### TASK TO COMPLETE:
Would you write out the listing verbatim and skip every picture in it?

### DATASET EXTRACT:

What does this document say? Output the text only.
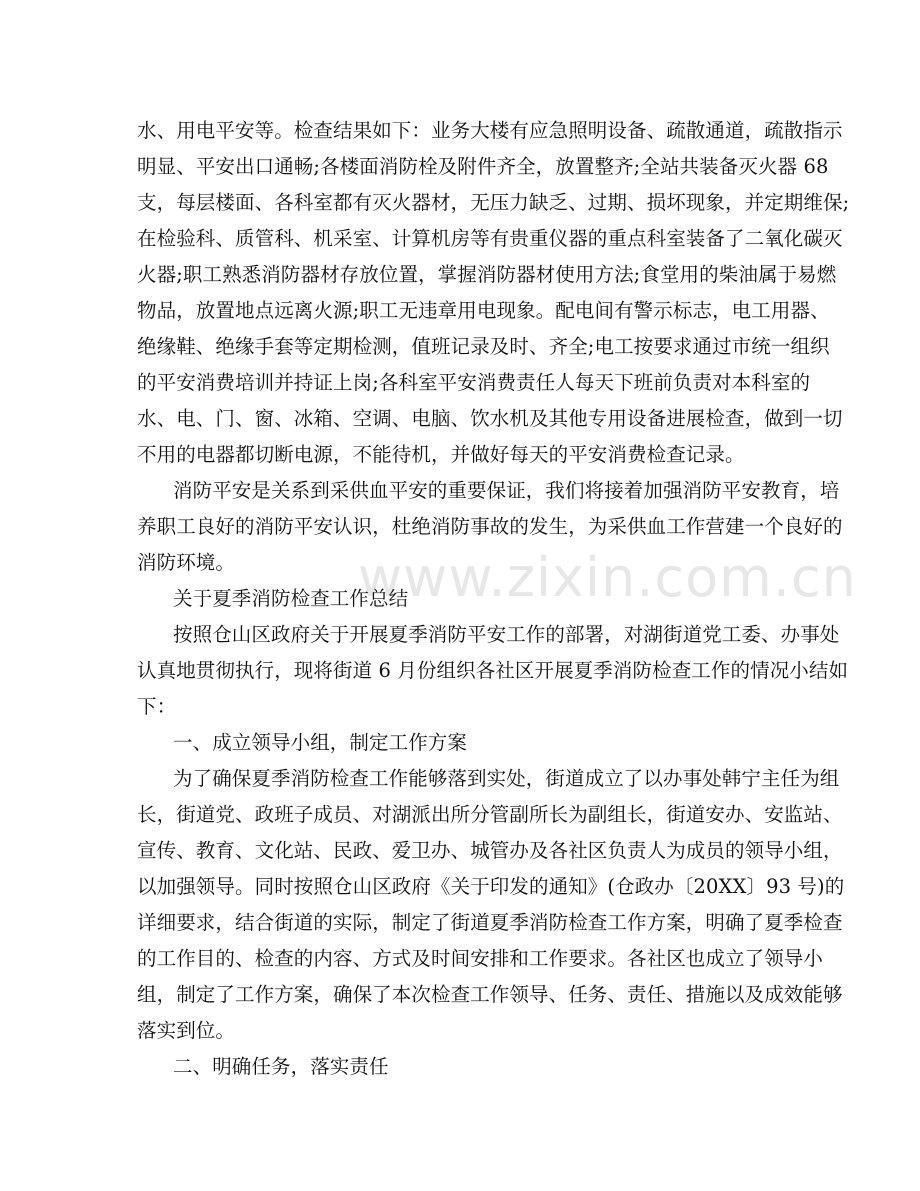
水、用电平安等。检查结果如下：业务大楼有应急照明设备、疏散通道，疏散指示
明显、平安出口通畅;各楼面消防栓及附件齐全，放置整齐;全站共装备灭火器 68
支，每层楼面、各科室都有灭火器材，无压力缺乏、过期、损坏现象，并定期维保;
在检验科、质管科、机采室、计算机房等有贵重仪器的重点科室装备了二氧化碳灭
火器;职工熟悉消防器材存放位置，掌握消防器材使用方法;食堂用的柴油属于易燃
物品，放置地点远离火源;职工无违章用电现象。配电间有警示标志，电工用器、
绝缘鞋、绝缘手套等定期检测，值班记录及时、齐全;电工按要求通过市统一组织
的平安消费培训并持证上岗;各科室平安消费责任人每天下班前负责对本科室的
水、电、门、窗、冰箱、空调、电脑、饮水机及其他专用设备进展检查，做到一切
不用的电器都切断电源，不能待机，并做好每天的平安消费检查记录。
消防平安是关系到采供血平安的重要保证，我们将接着加强消防平安教育，培
养职工良好的消防平安认识，杜绝消防事故的发生，为采供血工作营建一个良好的
消防环境。	www.zixin.com.cn
关于夏季消防检查工作总结
按照仓山区政府关于开展夏季消防平安工作的部署，对湖街道党工委、办事处
认真地贯彻执行，现将街道 6 月份组织各社区开展夏季消防检查工作的情况小结如
下：
一、成立领导小组，制定工作方案
为了确保夏季消防检查工作能够落到实处，街道成立了以办事处韩宁主任为组
长，街道党、政班子成员、对湖派出所分管副所长为副组长，街道安办、安监站、
宣传、教育、文化站、民政、爱卫办、城管办及各社区负责人为成员的领导小组，
以加强领导。同时按照仓山区政府《关于印发的通知》(仓政办〔20XX〕93 号)的
详细要求，结合街道的实际，制定了街道夏季消防检查工作方案，明确了夏季检查
的工作目的、检查的内容、方式及时间安排和工作要求。各社区也成立了领导小
组，制定了工作方案，确保了本次检查工作领导、任务、责任、措施以及成效能够
落实到位。
二、明确任务，落实责任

### FULL RESPONSE:
What does this document say? Output the text only.
水、用电平安等。检查结果如下：业务大楼有应急照明设备、疏散通道，疏散指示
明显、平安出口通畅;各楼面消防栓及附件齐全，放置整齐;全站共装备灭火器 68
支，每层楼面、各科室都有灭火器材，无压力缺乏、过期、损坏现象，并定期维保;
在检验科、质管科、机采室、计算机房等有贵重仪器的重点科室装备了二氧化碳灭
火器;职工熟悉消防器材存放位置，掌握消防器材使用方法;食堂用的柴油属于易燃
物品，放置地点远离火源;职工无违章用电现象。配电间有警示标志，电工用器、
绝缘鞋、绝缘手套等定期检测，值班记录及时、齐全;电工按要求通过市统一组织
的平安消费培训并持证上岗;各科室平安消费责任人每天下班前负责对本科室的
水、电、门、窗、冰箱、空调、电脑、饮水机及其他专用设备进展检查，做到一切
不用的电器都切断电源，不能待机，并做好每天的平安消费检查记录。
消防平安是关系到采供血平安的重要保证，我们将接着加强消防平安教育，培
养职工良好的消防平安认识，杜绝消防事故的发生，为采供血工作营建一个良好的
消防环境。	www.zixin.com.cn
关于夏季消防检查工作总结
按照仓山区政府关于开展夏季消防平安工作的部署，对湖街道党工委、办事处
认真地贯彻执行，现将街道 6 月份组织各社区开展夏季消防检查工作的情况小结如
下：
一、成立领导小组，制定工作方案
为了确保夏季消防检查工作能够落到实处，街道成立了以办事处韩宁主任为组
长，街道党、政班子成员、对湖派出所分管副所长为副组长，街道安办、安监站、
宣传、教育、文化站、民政、爱卫办、城管办及各社区负责人为成员的领导小组，
以加强领导。同时按照仓山区政府《关于印发的通知》(仓政办〔20XX〕93 号)的
详细要求，结合街道的实际，制定了街道夏季消防检查工作方案，明确了夏季检查
的工作目的、检查的内容、方式及时间安排和工作要求。各社区也成立了领导小
组，制定了工作方案，确保了本次检查工作领导、任务、责任、措施以及成效能够
落实到位。
二、明确任务，落实责任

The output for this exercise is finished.